**Exercise goal**. Gather from the material every line that contains the string "food".

(Data entries)
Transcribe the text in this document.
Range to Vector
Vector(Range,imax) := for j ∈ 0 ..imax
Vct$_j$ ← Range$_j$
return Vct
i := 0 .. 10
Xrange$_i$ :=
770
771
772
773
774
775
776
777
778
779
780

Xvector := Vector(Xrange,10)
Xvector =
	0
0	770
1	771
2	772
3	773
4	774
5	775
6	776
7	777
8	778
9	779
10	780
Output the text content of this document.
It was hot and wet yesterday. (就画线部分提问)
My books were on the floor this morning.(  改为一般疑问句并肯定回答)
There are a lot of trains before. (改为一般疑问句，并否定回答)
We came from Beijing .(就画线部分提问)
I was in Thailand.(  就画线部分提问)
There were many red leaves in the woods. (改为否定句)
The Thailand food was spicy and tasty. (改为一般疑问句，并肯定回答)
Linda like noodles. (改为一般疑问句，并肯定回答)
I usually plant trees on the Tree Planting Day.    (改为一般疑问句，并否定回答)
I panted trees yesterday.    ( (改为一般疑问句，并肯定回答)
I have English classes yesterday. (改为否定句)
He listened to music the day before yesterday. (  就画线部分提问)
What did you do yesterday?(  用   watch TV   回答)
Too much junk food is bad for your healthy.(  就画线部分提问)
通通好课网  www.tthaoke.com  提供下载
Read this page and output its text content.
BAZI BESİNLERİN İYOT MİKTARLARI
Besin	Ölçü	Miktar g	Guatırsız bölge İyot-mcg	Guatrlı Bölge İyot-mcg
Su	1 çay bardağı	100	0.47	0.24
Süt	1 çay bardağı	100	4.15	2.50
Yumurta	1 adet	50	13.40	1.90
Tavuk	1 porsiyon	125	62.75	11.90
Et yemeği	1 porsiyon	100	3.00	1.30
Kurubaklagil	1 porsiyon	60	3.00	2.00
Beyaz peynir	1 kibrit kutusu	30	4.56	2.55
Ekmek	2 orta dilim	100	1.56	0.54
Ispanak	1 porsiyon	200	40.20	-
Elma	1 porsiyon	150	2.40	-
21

**Exercise solution**.
The Thailand food was spicy and tasty. (改为一般疑问句，并肯定回答)
Too much junk food is bad for your healthy.(  就画线部分提问)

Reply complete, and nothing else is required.